* _The task_
Single out the lines that include the word "this". Copy them.

Collection entries
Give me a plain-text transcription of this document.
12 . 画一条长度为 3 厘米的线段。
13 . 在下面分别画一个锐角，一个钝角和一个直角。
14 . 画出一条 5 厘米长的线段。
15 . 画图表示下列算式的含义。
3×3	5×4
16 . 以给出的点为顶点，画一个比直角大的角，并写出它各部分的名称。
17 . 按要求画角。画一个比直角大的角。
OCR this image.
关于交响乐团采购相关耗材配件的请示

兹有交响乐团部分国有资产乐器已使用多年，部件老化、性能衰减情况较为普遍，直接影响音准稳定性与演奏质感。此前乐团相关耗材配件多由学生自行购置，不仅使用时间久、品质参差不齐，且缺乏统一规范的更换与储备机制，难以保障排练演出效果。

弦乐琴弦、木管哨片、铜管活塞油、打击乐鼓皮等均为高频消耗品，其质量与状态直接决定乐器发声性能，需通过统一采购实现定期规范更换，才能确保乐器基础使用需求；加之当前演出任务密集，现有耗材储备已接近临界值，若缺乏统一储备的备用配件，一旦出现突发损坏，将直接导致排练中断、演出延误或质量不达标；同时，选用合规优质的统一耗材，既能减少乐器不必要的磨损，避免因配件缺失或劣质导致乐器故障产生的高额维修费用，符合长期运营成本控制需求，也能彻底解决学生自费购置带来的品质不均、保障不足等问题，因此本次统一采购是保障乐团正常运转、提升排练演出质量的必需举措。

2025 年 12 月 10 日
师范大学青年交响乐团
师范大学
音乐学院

* _Solution to the problem_
Give me a plain-text transcription of this document.
OCR this image.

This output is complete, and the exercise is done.